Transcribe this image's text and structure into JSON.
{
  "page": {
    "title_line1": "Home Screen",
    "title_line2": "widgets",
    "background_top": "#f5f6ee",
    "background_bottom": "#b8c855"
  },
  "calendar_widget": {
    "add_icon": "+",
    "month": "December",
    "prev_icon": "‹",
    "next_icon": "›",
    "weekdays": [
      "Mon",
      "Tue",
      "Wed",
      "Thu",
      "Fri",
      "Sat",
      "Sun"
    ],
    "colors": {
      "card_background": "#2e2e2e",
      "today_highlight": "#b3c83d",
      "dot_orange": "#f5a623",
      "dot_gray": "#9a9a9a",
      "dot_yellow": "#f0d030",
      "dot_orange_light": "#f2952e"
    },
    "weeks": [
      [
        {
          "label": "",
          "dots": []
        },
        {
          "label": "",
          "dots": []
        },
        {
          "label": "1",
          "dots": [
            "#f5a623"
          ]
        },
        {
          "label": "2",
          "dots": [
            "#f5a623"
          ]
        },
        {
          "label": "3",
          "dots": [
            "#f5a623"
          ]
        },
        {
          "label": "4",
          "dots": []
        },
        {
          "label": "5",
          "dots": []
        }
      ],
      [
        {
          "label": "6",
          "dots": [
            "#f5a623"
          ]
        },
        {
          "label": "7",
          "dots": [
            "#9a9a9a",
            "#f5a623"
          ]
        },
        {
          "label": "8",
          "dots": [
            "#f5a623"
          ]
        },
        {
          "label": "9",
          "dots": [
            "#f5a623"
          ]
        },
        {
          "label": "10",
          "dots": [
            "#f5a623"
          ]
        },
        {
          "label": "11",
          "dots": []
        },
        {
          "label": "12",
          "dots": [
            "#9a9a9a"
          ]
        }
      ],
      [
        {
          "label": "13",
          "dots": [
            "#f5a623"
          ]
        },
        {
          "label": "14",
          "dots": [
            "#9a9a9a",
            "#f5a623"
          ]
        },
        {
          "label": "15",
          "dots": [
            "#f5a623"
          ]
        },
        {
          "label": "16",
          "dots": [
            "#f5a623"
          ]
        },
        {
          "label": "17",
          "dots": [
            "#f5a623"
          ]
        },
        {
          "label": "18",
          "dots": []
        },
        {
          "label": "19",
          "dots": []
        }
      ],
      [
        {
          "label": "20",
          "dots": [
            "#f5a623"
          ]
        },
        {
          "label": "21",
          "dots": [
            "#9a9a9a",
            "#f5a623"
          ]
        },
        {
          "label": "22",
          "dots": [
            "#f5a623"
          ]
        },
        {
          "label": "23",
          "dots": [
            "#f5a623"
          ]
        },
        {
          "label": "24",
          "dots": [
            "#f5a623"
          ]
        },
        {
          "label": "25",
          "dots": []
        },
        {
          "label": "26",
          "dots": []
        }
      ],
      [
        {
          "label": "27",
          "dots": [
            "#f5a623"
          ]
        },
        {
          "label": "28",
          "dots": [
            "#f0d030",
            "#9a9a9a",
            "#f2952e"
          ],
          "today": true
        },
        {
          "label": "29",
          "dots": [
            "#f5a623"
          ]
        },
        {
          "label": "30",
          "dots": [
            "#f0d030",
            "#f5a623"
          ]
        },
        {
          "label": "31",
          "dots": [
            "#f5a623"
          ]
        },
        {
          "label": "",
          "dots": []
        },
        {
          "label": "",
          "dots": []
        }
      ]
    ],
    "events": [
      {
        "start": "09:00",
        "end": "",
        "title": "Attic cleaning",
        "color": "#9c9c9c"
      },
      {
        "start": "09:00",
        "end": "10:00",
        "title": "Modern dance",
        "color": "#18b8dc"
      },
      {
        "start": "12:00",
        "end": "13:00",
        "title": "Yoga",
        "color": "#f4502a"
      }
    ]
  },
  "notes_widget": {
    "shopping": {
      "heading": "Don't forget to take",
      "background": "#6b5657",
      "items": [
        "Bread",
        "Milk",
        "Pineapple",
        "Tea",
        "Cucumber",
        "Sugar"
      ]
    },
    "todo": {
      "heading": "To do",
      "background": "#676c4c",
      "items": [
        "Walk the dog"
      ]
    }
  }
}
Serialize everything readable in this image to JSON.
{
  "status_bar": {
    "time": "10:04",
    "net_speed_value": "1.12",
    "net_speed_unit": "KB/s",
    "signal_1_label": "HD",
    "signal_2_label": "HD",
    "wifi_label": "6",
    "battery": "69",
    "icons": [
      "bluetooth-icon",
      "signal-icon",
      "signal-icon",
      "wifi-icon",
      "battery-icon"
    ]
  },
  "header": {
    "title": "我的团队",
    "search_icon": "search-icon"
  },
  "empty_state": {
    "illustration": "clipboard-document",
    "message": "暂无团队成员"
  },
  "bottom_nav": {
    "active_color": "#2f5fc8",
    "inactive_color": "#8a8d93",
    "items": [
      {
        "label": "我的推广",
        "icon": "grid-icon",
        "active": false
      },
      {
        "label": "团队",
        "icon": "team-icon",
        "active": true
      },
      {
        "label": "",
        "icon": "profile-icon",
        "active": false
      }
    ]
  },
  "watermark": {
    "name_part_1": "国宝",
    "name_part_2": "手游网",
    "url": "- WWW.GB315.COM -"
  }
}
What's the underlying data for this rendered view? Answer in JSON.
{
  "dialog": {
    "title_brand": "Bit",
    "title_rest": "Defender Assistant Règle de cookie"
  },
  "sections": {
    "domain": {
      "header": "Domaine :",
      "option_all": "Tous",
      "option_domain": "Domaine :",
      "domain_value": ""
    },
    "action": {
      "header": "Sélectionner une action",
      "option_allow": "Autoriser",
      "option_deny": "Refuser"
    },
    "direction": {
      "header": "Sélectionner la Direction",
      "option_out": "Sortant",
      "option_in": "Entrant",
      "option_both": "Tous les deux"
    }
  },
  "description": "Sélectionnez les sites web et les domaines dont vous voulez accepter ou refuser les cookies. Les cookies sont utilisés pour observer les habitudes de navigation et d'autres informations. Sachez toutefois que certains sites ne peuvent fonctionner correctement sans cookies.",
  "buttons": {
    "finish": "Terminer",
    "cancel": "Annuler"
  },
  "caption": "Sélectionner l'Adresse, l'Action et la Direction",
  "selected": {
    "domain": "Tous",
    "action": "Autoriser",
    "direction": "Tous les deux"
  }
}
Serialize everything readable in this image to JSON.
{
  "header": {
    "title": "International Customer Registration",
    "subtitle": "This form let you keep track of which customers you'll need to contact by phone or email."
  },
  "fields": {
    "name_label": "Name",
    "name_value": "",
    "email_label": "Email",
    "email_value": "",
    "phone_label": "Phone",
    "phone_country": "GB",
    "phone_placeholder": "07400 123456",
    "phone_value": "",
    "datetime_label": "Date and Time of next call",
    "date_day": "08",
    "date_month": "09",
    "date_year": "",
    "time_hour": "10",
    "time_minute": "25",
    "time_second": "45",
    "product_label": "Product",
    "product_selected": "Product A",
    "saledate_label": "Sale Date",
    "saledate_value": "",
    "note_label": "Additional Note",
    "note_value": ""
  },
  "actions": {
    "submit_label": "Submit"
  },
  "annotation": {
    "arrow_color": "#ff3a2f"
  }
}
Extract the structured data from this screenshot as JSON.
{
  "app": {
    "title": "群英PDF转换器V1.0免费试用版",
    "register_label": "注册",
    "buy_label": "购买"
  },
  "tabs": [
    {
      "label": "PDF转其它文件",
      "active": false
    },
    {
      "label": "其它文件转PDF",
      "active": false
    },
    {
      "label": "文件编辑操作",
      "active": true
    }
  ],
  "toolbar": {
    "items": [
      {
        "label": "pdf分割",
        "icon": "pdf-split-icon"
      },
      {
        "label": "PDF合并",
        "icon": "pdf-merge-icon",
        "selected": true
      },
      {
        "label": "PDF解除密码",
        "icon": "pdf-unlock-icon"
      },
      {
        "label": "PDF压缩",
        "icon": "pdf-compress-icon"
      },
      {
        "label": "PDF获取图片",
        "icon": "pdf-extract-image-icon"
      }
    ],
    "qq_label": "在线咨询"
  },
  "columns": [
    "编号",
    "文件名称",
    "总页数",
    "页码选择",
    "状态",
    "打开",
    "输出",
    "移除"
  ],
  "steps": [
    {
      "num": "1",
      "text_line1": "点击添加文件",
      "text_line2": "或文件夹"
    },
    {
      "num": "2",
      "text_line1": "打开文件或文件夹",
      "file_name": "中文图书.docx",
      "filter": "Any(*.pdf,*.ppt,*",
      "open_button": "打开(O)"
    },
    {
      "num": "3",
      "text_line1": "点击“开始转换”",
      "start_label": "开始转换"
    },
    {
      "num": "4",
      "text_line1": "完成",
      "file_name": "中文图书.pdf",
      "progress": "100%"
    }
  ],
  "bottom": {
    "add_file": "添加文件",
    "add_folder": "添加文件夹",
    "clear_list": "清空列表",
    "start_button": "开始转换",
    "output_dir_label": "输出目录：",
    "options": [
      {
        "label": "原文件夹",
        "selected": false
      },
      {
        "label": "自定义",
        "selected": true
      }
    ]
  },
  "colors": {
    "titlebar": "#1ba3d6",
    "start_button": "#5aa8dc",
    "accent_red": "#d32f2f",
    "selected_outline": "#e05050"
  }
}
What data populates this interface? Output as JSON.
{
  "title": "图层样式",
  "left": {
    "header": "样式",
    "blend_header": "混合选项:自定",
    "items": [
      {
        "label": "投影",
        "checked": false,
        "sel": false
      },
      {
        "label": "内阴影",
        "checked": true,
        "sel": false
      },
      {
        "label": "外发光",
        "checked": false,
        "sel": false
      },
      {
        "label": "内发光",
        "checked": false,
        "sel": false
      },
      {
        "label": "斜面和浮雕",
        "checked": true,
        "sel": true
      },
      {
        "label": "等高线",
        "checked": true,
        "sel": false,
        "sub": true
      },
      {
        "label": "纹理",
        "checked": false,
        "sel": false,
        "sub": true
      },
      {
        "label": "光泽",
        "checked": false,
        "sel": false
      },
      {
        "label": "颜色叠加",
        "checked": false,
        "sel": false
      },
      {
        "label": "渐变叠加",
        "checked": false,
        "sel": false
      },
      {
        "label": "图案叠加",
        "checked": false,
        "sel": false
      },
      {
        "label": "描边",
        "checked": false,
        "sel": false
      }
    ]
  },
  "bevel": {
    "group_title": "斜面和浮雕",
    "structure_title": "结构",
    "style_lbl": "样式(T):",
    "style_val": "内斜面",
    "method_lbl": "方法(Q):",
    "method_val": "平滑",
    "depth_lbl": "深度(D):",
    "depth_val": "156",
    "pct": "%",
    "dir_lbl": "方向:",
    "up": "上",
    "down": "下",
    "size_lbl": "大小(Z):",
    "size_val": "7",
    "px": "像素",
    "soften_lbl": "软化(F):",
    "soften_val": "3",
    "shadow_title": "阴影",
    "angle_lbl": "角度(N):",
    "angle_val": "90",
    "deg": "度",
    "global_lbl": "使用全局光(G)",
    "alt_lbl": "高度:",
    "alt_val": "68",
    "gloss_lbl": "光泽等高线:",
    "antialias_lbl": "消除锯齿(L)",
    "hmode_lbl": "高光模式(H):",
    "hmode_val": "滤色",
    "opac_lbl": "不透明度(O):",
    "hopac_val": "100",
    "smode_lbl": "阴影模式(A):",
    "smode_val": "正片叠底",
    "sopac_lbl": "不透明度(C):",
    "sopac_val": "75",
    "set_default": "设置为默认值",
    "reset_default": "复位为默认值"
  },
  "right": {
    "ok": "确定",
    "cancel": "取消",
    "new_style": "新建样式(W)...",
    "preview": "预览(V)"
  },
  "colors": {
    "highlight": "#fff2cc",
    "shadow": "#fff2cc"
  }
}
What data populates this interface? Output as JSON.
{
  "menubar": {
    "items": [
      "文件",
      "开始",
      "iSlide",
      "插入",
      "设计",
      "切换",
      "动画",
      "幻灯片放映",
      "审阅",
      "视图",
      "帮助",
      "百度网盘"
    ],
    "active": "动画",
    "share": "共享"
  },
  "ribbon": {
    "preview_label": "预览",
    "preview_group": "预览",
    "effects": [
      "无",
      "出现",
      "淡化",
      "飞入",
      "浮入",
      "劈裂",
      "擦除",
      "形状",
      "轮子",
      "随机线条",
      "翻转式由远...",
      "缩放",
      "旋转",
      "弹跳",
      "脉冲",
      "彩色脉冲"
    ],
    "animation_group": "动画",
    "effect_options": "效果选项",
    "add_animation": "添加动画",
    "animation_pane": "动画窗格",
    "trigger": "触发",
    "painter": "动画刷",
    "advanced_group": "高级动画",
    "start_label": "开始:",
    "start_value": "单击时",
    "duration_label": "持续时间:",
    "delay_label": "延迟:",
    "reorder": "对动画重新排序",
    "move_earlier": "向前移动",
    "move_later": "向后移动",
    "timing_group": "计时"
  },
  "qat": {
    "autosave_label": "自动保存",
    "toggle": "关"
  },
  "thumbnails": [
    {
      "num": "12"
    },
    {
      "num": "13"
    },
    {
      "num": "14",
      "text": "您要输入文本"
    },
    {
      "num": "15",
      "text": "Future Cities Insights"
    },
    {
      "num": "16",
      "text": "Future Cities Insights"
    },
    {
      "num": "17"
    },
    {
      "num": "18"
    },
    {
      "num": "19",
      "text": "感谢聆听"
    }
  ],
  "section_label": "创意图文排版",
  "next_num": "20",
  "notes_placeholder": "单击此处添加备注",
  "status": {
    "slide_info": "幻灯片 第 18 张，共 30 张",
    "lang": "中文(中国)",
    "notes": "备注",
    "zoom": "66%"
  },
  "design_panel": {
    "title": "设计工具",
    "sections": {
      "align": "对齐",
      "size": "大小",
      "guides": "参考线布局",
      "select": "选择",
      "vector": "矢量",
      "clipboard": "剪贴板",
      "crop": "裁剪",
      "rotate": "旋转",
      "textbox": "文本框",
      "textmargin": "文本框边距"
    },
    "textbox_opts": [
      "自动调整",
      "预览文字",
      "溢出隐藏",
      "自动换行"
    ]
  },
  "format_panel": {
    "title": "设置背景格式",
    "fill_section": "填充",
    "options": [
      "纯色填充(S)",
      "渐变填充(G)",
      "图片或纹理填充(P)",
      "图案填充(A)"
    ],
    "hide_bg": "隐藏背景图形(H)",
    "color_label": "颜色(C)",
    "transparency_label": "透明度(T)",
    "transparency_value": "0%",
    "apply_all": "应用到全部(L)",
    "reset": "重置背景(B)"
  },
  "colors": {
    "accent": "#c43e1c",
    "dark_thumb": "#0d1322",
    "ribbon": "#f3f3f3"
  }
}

————

**PROBLEM REQUIREMENTS**
In the records above, how many lines include the string "中文图书"? Answer with only the number.

**RESPONSE TO THIS TASK**
2